Given exercise:
Quote the records that follow in full and exactly; leave out the pictures.

_____

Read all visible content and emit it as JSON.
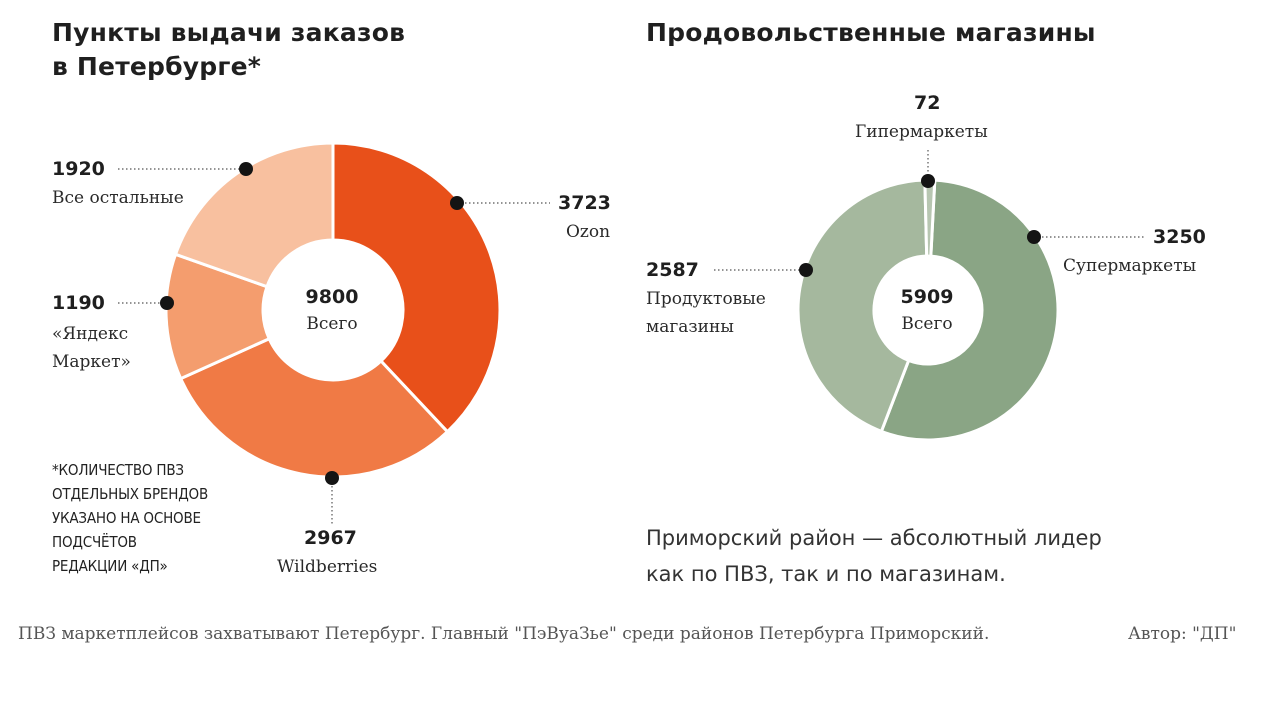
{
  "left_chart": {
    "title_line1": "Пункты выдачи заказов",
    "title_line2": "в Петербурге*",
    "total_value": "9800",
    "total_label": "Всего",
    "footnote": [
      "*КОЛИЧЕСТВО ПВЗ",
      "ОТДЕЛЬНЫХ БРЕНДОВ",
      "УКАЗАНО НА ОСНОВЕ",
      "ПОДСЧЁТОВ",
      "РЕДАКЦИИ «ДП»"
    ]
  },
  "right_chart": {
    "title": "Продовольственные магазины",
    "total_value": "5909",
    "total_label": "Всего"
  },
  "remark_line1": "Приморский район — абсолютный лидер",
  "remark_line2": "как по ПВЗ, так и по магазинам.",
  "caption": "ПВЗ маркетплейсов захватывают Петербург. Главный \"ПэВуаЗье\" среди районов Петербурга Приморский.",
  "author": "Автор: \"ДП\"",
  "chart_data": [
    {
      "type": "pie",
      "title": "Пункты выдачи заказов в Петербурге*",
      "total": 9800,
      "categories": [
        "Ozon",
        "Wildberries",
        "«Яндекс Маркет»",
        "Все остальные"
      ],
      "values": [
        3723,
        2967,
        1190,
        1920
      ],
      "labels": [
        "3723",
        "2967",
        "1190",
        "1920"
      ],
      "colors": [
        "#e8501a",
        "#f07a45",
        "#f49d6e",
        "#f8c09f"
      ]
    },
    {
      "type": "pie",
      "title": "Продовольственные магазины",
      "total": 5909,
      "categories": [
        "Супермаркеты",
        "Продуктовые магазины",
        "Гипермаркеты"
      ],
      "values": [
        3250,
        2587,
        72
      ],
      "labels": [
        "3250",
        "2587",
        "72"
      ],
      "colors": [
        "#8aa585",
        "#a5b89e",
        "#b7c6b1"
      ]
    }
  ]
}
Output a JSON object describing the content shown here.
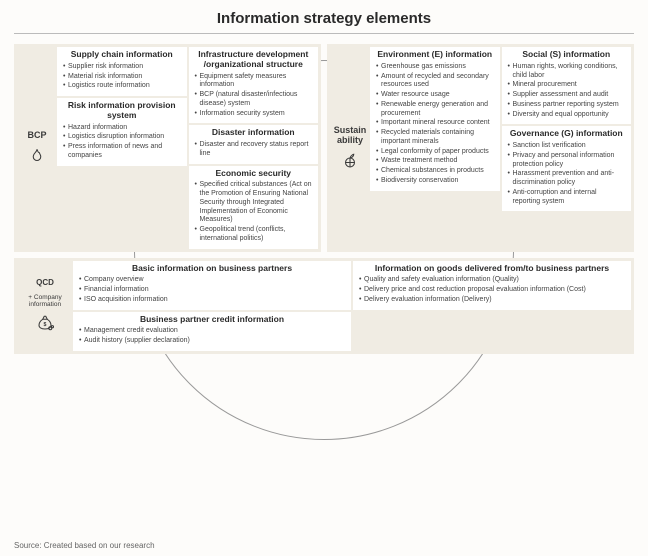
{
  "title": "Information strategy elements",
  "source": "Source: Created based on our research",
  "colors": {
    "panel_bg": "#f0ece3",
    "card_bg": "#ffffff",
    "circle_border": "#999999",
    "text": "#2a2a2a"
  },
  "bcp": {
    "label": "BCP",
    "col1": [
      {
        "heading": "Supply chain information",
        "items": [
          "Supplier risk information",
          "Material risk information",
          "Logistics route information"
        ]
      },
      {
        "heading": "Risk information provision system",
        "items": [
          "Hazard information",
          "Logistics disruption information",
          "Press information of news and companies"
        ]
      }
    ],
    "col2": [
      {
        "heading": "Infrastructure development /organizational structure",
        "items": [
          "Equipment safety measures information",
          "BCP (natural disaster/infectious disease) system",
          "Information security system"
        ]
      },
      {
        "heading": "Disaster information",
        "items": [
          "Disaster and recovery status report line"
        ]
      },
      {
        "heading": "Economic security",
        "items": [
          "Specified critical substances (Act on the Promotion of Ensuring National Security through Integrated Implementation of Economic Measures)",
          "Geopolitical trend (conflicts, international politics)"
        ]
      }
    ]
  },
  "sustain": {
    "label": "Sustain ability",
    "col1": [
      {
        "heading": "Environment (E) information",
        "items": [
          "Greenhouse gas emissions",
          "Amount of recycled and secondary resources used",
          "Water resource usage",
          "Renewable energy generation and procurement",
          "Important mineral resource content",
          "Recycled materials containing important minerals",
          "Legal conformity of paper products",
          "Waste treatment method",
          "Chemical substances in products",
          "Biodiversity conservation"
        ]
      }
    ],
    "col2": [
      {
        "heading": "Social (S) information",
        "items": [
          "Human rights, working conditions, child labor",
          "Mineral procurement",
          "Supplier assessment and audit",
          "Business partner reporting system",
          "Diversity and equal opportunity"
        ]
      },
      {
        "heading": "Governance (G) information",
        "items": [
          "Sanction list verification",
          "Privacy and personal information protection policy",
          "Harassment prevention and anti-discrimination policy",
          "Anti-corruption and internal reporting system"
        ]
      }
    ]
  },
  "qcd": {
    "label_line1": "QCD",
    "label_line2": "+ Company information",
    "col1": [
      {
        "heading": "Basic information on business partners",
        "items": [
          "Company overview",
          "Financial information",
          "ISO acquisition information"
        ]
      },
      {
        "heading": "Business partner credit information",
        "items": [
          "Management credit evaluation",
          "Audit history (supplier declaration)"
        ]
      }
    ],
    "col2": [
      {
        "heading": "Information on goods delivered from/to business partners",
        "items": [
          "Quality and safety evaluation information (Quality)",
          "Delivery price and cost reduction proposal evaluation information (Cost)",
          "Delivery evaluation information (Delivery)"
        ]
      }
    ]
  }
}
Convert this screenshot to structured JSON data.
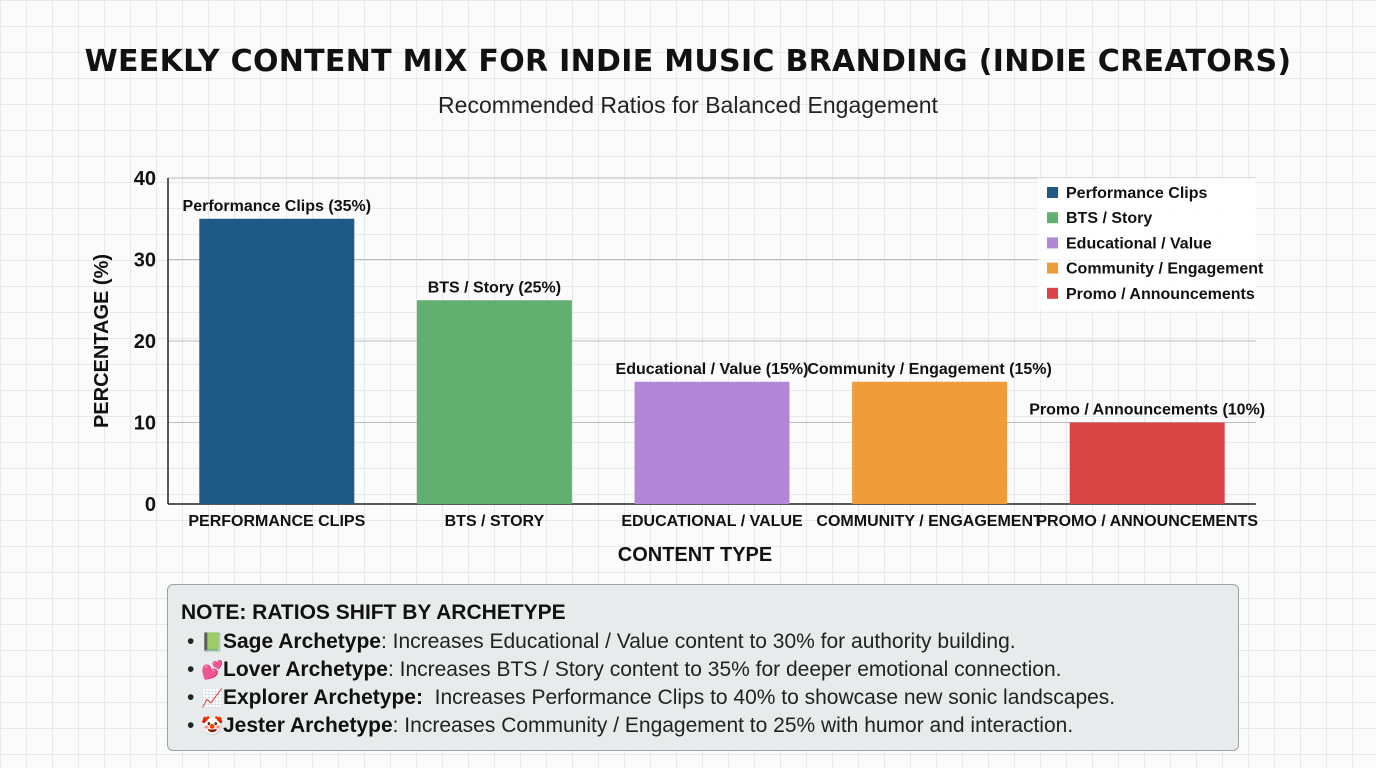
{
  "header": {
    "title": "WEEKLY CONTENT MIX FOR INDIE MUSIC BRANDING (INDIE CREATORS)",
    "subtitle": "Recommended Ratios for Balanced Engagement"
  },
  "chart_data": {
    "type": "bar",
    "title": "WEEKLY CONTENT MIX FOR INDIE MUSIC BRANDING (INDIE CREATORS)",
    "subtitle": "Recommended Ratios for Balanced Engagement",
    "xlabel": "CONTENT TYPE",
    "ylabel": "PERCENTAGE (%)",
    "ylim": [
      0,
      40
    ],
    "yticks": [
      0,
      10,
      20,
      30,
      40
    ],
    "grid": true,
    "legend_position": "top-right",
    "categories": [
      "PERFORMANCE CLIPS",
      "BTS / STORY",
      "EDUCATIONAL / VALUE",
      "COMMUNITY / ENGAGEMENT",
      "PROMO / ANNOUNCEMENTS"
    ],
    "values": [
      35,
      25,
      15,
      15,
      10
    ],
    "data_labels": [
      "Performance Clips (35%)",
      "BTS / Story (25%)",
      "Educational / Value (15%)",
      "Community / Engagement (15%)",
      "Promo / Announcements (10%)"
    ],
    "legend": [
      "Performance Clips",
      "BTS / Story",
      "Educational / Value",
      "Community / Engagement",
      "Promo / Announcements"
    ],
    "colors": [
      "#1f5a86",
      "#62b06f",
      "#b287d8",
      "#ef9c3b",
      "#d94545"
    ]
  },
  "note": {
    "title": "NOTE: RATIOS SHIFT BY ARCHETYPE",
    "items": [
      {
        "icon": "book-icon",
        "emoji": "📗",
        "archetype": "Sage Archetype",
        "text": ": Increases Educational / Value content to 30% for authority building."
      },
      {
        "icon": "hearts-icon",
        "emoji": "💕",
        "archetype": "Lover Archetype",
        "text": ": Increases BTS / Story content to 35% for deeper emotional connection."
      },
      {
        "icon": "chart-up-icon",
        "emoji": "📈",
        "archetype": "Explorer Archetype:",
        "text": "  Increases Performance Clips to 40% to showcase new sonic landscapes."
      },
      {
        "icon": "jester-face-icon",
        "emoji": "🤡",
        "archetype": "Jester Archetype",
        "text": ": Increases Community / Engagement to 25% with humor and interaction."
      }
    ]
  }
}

_____

Result of this exercise:
Read all visible content and emit it as JSON.
{
  "left_chart": {
    "title_line1": "Пункты выдачи заказов",
    "title_line2": "в Петербурге*",
    "total_value": "9800",
    "total_label": "Всего",
    "footnote": [
      "*КОЛИЧЕСТВО ПВЗ",
      "ОТДЕЛЬНЫХ БРЕНДОВ",
      "УКАЗАНО НА ОСНОВЕ",
      "ПОДСЧЁТОВ",
      "РЕДАКЦИИ «ДП»"
    ]
  },
  "right_chart": {
    "title": "Продовольственные магазины",
    "total_value": "5909",
    "total_label": "Всего"
  },
  "remark_line1": "Приморский район — абсолютный лидер",
  "remark_line2": "как по ПВЗ, так и по магазинам.",
  "caption": "ПВЗ маркетплейсов захватывают Петербург. Главный \"ПэВуаЗье\" среди районов Петербурга Приморский.",
  "author": "Автор: \"ДП\"",
  "chart_data": [
    {
      "type": "pie",
      "title": "Пункты выдачи заказов в Петербурге*",
      "total": 9800,
      "categories": [
        "Ozon",
        "Wildberries",
        "«Яндекс Маркет»",
        "Все остальные"
      ],
      "values": [
        3723,
        2967,
        1190,
        1920
      ],
      "labels": [
        "3723",
        "2967",
        "1190",
        "1920"
      ],
      "colors": [
        "#e8501a",
        "#f07a45",
        "#f49d6e",
        "#f8c09f"
      ]
    },
    {
      "type": "pie",
      "title": "Продовольственные магазины",
      "total": 5909,
      "categories": [
        "Супермаркеты",
        "Продуктовые магазины",
        "Гипермаркеты"
      ],
      "values": [
        3250,
        2587,
        72
      ],
      "labels": [
        "3250",
        "2587",
        "72"
      ],
      "colors": [
        "#8aa585",
        "#a5b89e",
        "#b7c6b1"
      ]
    }
  ]
}
Output a JSON object describing the content shown here.
{
  "title": "Information strategy elements",
  "source": "Source: Created based on our research",
  "colors": {
    "panel_bg": "#f0ece3",
    "card_bg": "#ffffff",
    "circle_border": "#999999",
    "text": "#2a2a2a"
  },
  "bcp": {
    "label": "BCP",
    "col1": [
      {
        "heading": "Supply chain information",
        "items": [
          "Supplier risk information",
          "Material risk information",
          "Logistics route information"
        ]
      },
      {
        "heading": "Risk information provision system",
        "items": [
          "Hazard information",
          "Logistics disruption information",
          "Press information of news and companies"
        ]
      }
    ],
    "col2": [
      {
        "heading": "Infrastructure development /organizational structure",
        "items": [
          "Equipment safety measures information",
          "BCP (natural disaster/infectious disease) system",
          "Information security system"
        ]
      },
      {
        "heading": "Disaster information",
        "items": [
          "Disaster and recovery status report line"
        ]
      },
      {
        "heading": "Economic security",
        "items": [
          "Specified critical substances (Act on the Promotion of Ensuring National Security through Integrated Implementation of Economic Measures)",
          "Geopolitical trend (conflicts, international politics)"
        ]
      }
    ]
  },
  "sustain": {
    "label": "Sustain ability",
    "col1": [
      {
        "heading": "Environment (E) information",
        "items": [
          "Greenhouse gas emissions",
          "Amount of recycled and secondary resources used",
          "Water resource usage",
          "Renewable energy generation and procurement",
          "Important mineral resource content",
          "Recycled materials containing important minerals",
          "Legal conformity of paper products",
          "Waste treatment method",
          "Chemical substances in products",
          "Biodiversity conservation"
        ]
      }
    ],
    "col2": [
      {
        "heading": "Social (S) information",
        "items": [
          "Human rights, working conditions, child labor",
          "Mineral procurement",
          "Supplier assessment and audit",
          "Business partner reporting system",
          "Diversity and equal opportunity"
        ]
      },
      {
        "heading": "Governance (G) information",
        "items": [
          "Sanction list verification",
          "Privacy and personal information protection policy",
          "Harassment prevention and anti-discrimination policy",
          "Anti-corruption and internal reporting system"
        ]
      }
    ]
  },
  "qcd": {
    "label_line1": "QCD",
    "label_line2": "+ Company information",
    "col1": [
      {
        "heading": "Basic information on business partners",
        "items": [
          "Company overview",
          "Financial information",
          "ISO acquisition information"
        ]
      },
      {
        "heading": "Business partner credit information",
        "items": [
          "Management credit evaluation",
          "Audit history (supplier declaration)"
        ]
      }
    ],
    "col2": [
      {
        "heading": "Information on goods delivered from/to business partners",
        "items": [
          "Quality and safety evaluation information (Quality)",
          "Delivery price and cost reduction proposal evaluation information (Cost)",
          "Delivery evaluation information (Delivery)"
        ]
      }
    ]
  }
}
Convert this screenshot to structured JSON data.
{
  "header": {
    "title": "WEEKLY CONTENT MIX FOR INDIE MUSIC BRANDING (INDIE CREATORS)",
    "subtitle": "Recommended Ratios for Balanced Engagement"
  },
  "chart_data": {
    "type": "bar",
    "title": "WEEKLY CONTENT MIX FOR INDIE MUSIC BRANDING (INDIE CREATORS)",
    "subtitle": "Recommended Ratios for Balanced Engagement",
    "xlabel": "CONTENT TYPE",
    "ylabel": "PERCENTAGE (%)",
    "ylim": [
      0,
      40
    ],
    "yticks": [
      0,
      10,
      20,
      30,
      40
    ],
    "grid": true,
    "legend_position": "top-right",
    "categories": [
      "PERFORMANCE CLIPS",
      "BTS / STORY",
      "EDUCATIONAL / VALUE",
      "COMMUNITY / ENGAGEMENT",
      "PROMO / ANNOUNCEMENTS"
    ],
    "values": [
      35,
      25,
      15,
      15,
      10
    ],
    "data_labels": [
      "Performance Clips (35%)",
      "BTS / Story (25%)",
      "Educational / Value (15%)",
      "Community / Engagement (15%)",
      "Promo / Announcements (10%)"
    ],
    "legend": [
      "Performance Clips",
      "BTS / Story",
      "Educational / Value",
      "Community / Engagement",
      "Promo / Announcements"
    ],
    "colors": [
      "#1f5a86",
      "#62b06f",
      "#b287d8",
      "#ef9c3b",
      "#d94545"
    ]
  },
  "note": {
    "title": "NOTE: RATIOS SHIFT BY ARCHETYPE",
    "items": [
      {
        "icon": "book-icon",
        "emoji": "📗",
        "archetype": "Sage Archetype",
        "text": ": Increases Educational / Value content to 30% for authority building."
      },
      {
        "icon": "hearts-icon",
        "emoji": "💕",
        "archetype": "Lover Archetype",
        "text": ": Increases BTS / Story content to 35% for deeper emotional connection."
      },
      {
        "icon": "chart-up-icon",
        "emoji": "📈",
        "archetype": "Explorer Archetype:",
        "text": "  Increases Performance Clips to 40% to showcase new sonic landscapes."
      },
      {
        "icon": "jester-face-icon",
        "emoji": "🤡",
        "archetype": "Jester Archetype",
        "text": ": Increases Community / Engagement to 25% with humor and interaction."
      }
    ]
  }
}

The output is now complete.